# Written exercise
Say only how many lines contain the word "Room".

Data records
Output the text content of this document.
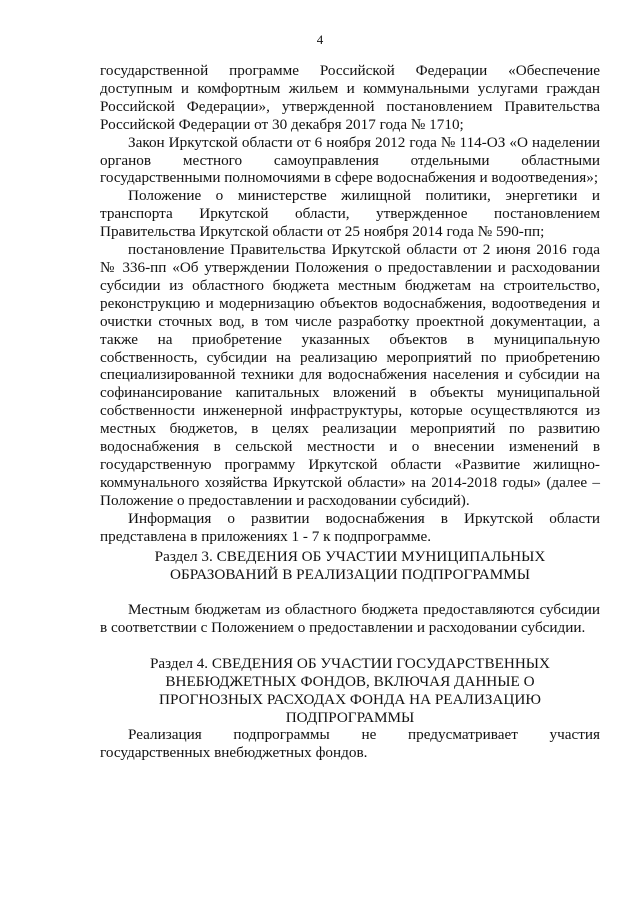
4

государственной программе Российской Федерации «Обеспечение доступным и комфортным жильем и коммунальными услугами граждан Российской Федерации», утвержденной постановлением Правительства Российской Федерации от 30 декабря 2017 года № 1710;

Закон Иркутской области от 6 ноября 2012 года № 114-ОЗ «О наделении органов местного самоуправления отдельными областными государственными полномочиями в сфере водоснабжения и водоотведения»;

Положение о министерстве жилищной политики, энергетики и транспорта Иркутской области, утвержденное постановлением Правительства Иркутской области от 25 ноября 2014 года № 590-пп;

постановление Правительства Иркутской области от 2 июня 2016 года № 336-пп «Об утверждении Положения о предоставлении и расходовании субсидии из областного бюджета местным бюджетам на строительство, реконструкцию и модернизацию объектов водоснабжения, водоотведения и очистки сточных вод, в том числе разработку проектной документации, а также на приобретение указанных объектов в муниципальную собственность, субсидии на реализацию мероприятий по приобретению специализированной техники для водоснабжения населения и субсидии на софинансирование капитальных вложений в объекты муниципальной собственности инженерной инфраструктуры, которые осуществляются из местных бюджетов, в целях реализации мероприятий по развитию водоснабжения в сельской местности и о внесении изменений в государственную программу Иркутской области «Развитие жилищно-коммунального хозяйства Иркутской области» на 2014-2018 годы» (далее – Положение о предоставлении и расходовании субсидий).

Информация о развитии водоснабжения в Иркутской области представлена в приложениях 1 - 7 к подпрограмме.

Раздел 3. СВЕДЕНИЯ ОБ УЧАСТИИ МУНИЦИПАЛЬНЫХ ОБРАЗОВАНИЙ В РЕАЛИЗАЦИИ ПОДПРОГРАММЫ

Местным бюджетам из областного бюджета предоставляются субсидии в соответствии с Положением о предоставлении и расходовании субсидии.

Раздел 4. СВЕДЕНИЯ ОБ УЧАСТИИ ГОСУДАРСТВЕННЫХ ВНЕБЮДЖЕТНЫХ ФОНДОВ, ВКЛЮЧАЯ ДАННЫЕ О ПРОГНОЗНЫХ РАСХОДАХ ФОНДА НА РЕАЛИЗАЦИЮ ПОДПРОГРАММЫ

Реализация подпрограммы не предусматривает участия государственных внебюджетных фондов.
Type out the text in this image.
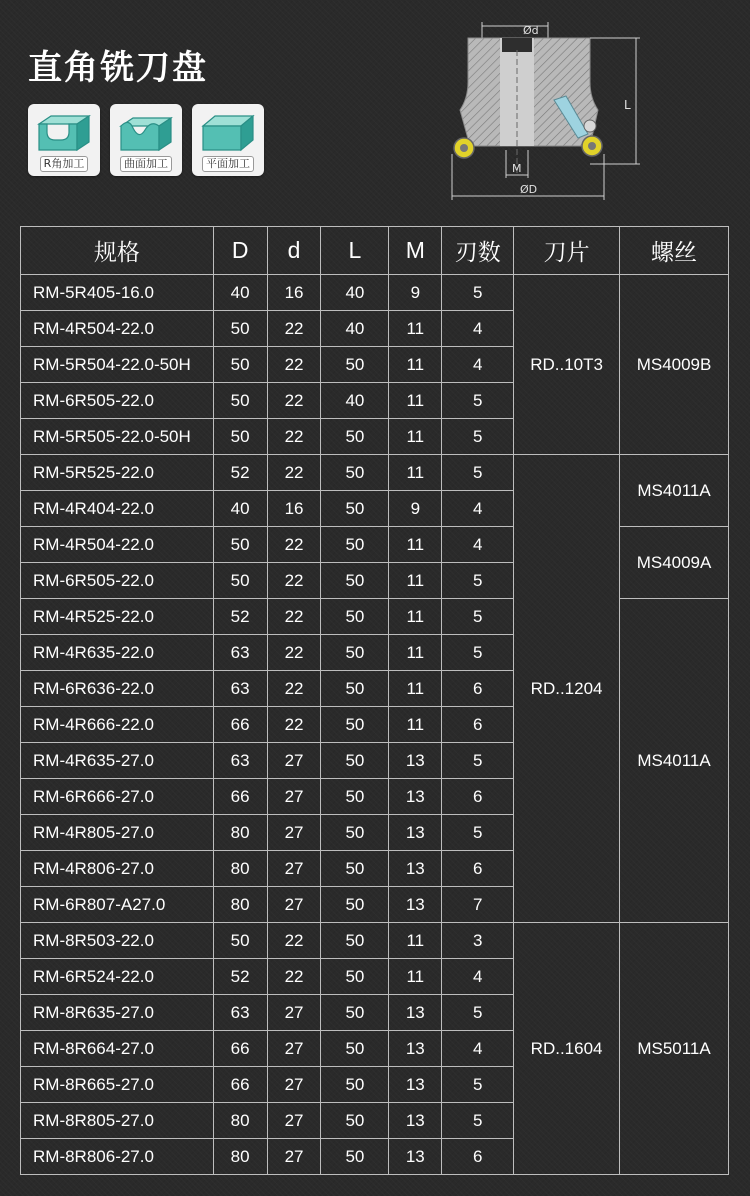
直角铣刀盘
R角加工	曲面加工	平面加工
Ød
L
M
ØD
规格	D	d	L	M	刃数	刀片	螺丝
RM-5R405-16.0	40	16	40	9	5	RD..10T3	MS4009B
RM-4R504-22.0	50	22	40	11	4		
RM-5R504-22.0-50H	50	22	50	11	4		
RM-6R505-22.0	50	22	40	11	5		
RM-5R505-22.0-50H	50	22	50	11	5		
RM-5R525-22.0	52	22	50	11	5	RD..1204	MS4011A
RM-4R404-22.0	40	16	50	9	4		
RM-4R504-22.0	50	22	50	11	4		MS4009A
RM-6R505-22.0	50	22	50	11	5		
RM-4R525-22.0	52	22	50	11	5		MS4011A
RM-4R635-22.0	63	22	50	11	5		
RM-6R636-22.0	63	22	50	11	6		
RM-4R666-22.0	66	22	50	11	6		
RM-4R635-27.0	63	27	50	13	5		
RM-6R666-27.0	66	27	50	13	6		
RM-4R805-27.0	80	27	50	13	5		
RM-4R806-27.0	80	27	50	13	6		
RM-6R807-A27.0	80	27	50	13	7		
RM-8R503-22.0	50	22	50	11	3	RD..1604	MS5011A
RM-6R524-22.0	52	22	50	11	4		
RM-8R635-27.0	63	27	50	13	5		
RM-8R664-27.0	66	27	50	13	4		
RM-8R665-27.0	66	27	50	13	5		
RM-8R805-27.0	80	27	50	13	5		
RM-8R806-27.0	80	27	50	13	6		
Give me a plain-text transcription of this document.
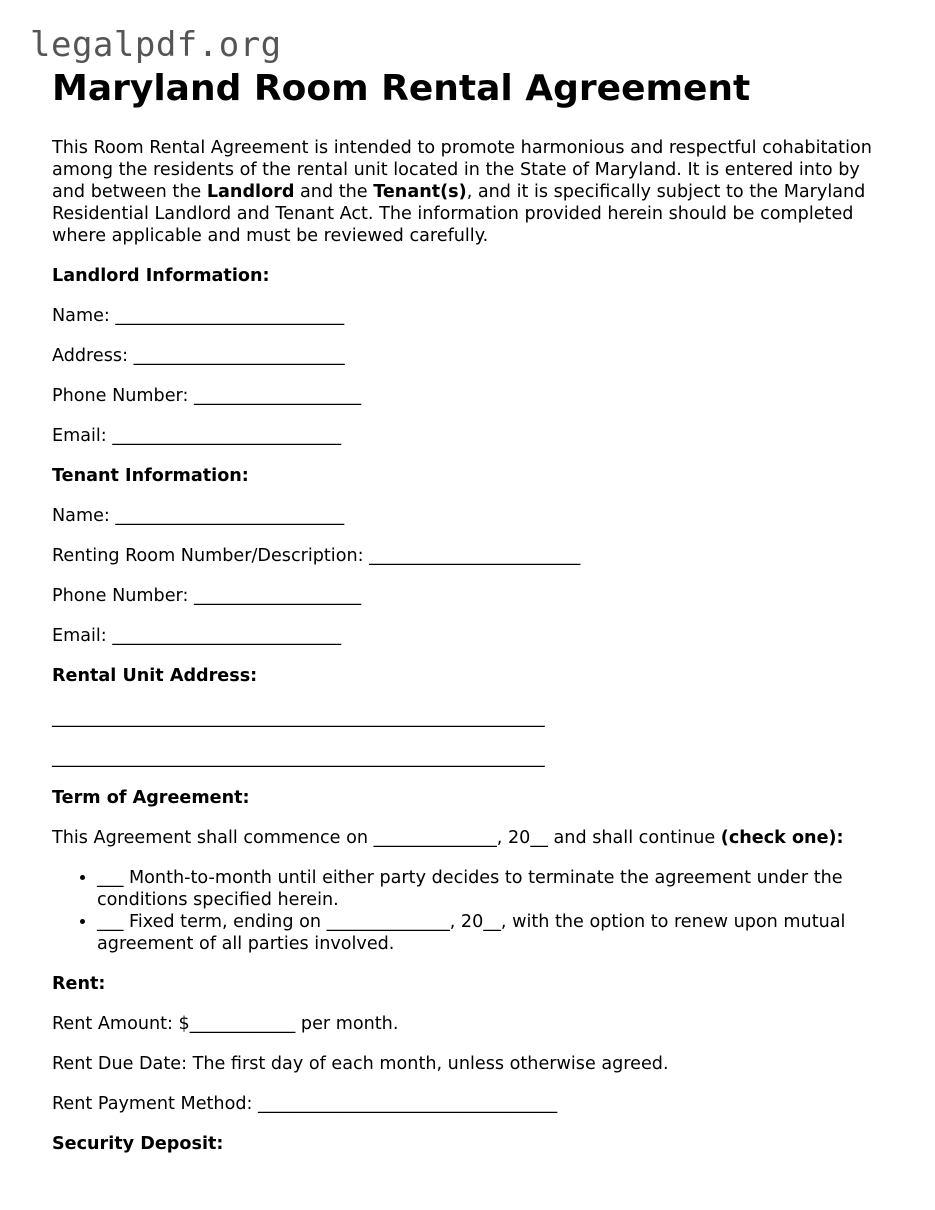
legalpdf.org
Maryland Room Rental Agreement

This Room Rental Agreement is intended to promote harmonious and respectful cohabitation among the residents of the rental unit located in the State of Maryland. It is entered into by and between the Landlord and the Tenant(s), and it is specifically subject to the Maryland Residential Landlord and Tenant Act. The information provided herein should be completed where applicable and must be reviewed carefully.

Landlord Information:

Name: __________________________

Address: ________________________

Phone Number: ___________________

Email: __________________________

Tenant Information:

Name: __________________________

Renting Room Number/Description: ________________________

Phone Number: ___________________

Email: __________________________

Rental Unit Address:

________________________________________________________

________________________________________________________

Term of Agreement:

This Agreement shall commence on ______________, 20__ and shall continue (check one):

• ___ Month-to-month until either party decides to terminate the agreement under the conditions specified herein.
• ___ Fixed term, ending on ______________, 20__, with the option to renew upon mutual agreement of all parties involved.

Rent:

Rent Amount: $____________ per month.

Rent Due Date: The first day of each month, unless otherwise agreed.

Rent Payment Method: __________________________________

Security Deposit:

# Full solution
3